• **Given task**: Retype the lines of the listing from its start up to and including the line with "question-number: 5.: [113, 213, 127, 231]".

Element region listings

- - -

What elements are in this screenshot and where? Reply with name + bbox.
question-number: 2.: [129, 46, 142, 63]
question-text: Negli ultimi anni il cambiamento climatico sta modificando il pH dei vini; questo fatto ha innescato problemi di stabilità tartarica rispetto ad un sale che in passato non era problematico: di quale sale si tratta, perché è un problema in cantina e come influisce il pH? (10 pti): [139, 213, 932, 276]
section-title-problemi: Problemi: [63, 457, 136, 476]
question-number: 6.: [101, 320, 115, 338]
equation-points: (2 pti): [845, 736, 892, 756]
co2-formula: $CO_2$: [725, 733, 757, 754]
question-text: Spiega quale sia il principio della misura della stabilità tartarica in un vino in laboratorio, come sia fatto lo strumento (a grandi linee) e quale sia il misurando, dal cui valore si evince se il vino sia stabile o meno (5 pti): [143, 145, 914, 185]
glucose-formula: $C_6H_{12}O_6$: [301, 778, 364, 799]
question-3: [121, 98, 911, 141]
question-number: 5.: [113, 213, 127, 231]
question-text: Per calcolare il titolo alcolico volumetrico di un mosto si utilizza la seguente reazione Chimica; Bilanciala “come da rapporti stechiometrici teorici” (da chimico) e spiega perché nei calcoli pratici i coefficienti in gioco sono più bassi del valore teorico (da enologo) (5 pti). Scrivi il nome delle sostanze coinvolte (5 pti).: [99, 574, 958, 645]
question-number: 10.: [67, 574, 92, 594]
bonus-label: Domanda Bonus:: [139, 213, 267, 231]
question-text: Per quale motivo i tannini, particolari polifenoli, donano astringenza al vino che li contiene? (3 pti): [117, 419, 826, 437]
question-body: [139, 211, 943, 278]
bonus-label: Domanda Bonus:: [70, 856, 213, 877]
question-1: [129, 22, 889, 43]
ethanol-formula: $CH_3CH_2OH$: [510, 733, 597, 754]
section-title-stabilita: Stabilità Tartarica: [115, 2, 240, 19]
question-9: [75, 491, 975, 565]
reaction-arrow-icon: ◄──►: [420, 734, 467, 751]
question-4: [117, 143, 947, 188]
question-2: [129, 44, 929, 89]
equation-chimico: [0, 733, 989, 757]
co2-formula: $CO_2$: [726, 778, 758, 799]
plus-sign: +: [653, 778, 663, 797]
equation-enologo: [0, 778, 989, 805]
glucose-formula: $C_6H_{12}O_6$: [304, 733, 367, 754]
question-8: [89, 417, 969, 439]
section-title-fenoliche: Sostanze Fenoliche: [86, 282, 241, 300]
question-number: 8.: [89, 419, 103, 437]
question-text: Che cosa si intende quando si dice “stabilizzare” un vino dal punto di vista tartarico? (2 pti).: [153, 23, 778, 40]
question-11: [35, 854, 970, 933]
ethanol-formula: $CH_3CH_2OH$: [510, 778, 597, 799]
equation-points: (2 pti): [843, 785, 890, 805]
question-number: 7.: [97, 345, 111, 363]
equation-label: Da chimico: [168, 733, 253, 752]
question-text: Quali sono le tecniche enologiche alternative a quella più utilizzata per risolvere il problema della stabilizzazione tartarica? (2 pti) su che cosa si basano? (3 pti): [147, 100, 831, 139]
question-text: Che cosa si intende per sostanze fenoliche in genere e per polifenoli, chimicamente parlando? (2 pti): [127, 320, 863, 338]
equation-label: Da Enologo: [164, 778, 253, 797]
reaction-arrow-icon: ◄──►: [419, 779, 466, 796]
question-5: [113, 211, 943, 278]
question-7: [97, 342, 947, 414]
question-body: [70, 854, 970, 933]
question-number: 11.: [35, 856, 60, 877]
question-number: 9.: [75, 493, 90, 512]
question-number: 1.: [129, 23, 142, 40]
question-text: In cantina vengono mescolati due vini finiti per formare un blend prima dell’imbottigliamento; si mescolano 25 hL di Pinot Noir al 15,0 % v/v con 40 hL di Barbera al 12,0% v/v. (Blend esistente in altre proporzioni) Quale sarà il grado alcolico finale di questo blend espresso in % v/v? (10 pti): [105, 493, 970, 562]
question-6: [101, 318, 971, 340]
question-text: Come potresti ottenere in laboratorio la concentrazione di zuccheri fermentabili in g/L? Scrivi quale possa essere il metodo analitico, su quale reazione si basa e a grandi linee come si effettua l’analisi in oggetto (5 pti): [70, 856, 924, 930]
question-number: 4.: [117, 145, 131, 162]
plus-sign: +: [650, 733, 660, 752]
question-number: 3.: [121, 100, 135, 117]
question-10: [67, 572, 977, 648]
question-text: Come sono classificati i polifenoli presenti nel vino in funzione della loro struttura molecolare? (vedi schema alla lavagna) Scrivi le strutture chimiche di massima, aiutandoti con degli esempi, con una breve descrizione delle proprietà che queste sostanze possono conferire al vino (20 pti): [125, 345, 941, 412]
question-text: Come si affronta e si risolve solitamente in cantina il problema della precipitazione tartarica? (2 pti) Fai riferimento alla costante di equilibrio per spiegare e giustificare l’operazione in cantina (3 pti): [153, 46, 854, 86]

- - -

• **Exercise answer**:
What elements are in this screenshot and where? Reply with name + bbox.
question-number: 2.: [129, 46, 142, 63]
question-text: Negli ultimi anni il cambiamento climatico sta modificando il pH dei vini; questo fatto ha innescato problemi di stabilità tartarica rispetto ad un sale che in passato non era problematico: di quale sale si tratta, perché è un problema in cantina e come influisce il pH? (10 pti): [139, 213, 932, 276]
section-title-problemi: Problemi: [63, 457, 136, 476]
question-number: 6.: [101, 320, 115, 338]
equation-points: (2 pti): [845, 736, 892, 756]
co2-formula: $CO_2$: [725, 733, 757, 754]
question-text: Spiega quale sia il principio della misura della stabilità tartarica in un vino in laboratorio, come sia fatto lo strumento (a grandi linee) e quale sia il misurando, dal cui valore si evince se il vino sia stabile o meno (5 pti): [143, 145, 914, 185]
glucose-formula: $C_6H_{12}O_6$: [301, 778, 364, 799]
question-3: [121, 98, 911, 141]
question-number: 5.: [113, 213, 127, 231]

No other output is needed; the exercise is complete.